**WHAT IS EXPECTED:**
Convert the rows below into a two-column CSV with the headers input and output. Give one line per row, with the row's text under input and its answer under output, each enclosed in double quotes and with any line breaks replaced by spaces.

**RECORDS FOR THIS EXERCISE:**
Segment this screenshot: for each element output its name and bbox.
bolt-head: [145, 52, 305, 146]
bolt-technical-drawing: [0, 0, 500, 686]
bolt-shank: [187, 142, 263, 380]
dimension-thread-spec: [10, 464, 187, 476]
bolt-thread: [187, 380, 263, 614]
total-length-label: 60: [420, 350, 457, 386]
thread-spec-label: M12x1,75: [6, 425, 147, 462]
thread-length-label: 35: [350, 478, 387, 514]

**RESULT:**
input,output
"Segment this screenshot: for each element output its name and bbox.","bolt-head: [145, 52, 305, 146] bolt-technical-drawing: [0, 0, 500, 686] bolt-shank: [187, 142, 263, 380] dimension-thread-spec: [10, 464, 187, 476] bolt-thread: [187, 380, 263, 614] total-length-label: 60: [420, 350, 457, 386] thread-spec-label: M12x1,75: [6, 425, 147, 462] thread-length-label: 35: [350, 478, 387, 514]"